## Instruction
Search the data for the word "MAJORITY". Reproduce every line where it is found.
>> begin Provided data
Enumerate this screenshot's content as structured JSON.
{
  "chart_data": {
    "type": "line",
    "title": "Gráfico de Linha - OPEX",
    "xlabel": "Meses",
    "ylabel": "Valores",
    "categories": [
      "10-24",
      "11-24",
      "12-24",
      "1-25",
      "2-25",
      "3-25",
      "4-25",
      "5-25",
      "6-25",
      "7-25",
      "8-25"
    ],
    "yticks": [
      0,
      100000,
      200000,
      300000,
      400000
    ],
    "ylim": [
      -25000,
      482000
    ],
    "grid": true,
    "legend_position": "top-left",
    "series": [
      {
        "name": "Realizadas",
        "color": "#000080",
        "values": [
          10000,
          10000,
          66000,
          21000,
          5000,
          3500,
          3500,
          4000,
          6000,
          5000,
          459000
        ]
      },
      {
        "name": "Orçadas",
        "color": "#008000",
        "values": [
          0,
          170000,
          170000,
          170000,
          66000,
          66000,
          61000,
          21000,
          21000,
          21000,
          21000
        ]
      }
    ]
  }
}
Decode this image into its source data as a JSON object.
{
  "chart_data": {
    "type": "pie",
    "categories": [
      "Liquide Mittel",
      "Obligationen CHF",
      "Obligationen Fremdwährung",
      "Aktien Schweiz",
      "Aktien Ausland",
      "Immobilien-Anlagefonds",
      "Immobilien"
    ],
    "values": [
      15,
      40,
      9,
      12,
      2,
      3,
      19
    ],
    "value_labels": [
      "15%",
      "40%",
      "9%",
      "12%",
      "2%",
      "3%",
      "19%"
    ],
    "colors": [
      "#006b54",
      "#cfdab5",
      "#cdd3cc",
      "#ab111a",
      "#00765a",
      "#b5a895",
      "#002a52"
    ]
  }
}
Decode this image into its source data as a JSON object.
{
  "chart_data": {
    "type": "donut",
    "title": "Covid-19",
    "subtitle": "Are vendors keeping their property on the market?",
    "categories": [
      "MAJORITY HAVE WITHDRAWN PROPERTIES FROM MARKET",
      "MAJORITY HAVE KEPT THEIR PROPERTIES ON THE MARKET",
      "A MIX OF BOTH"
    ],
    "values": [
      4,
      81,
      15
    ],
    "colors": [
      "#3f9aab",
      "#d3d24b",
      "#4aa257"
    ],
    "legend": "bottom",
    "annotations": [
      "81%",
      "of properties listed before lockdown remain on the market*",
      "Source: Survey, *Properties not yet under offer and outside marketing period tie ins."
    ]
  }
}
>> end Provided data
## In response
      "MAJORITY HAVE WITHDRAWN PROPERTIES FROM MARKET",
      "MAJORITY HAVE KEPT THEIR PROPERTIES ON THE MARKET",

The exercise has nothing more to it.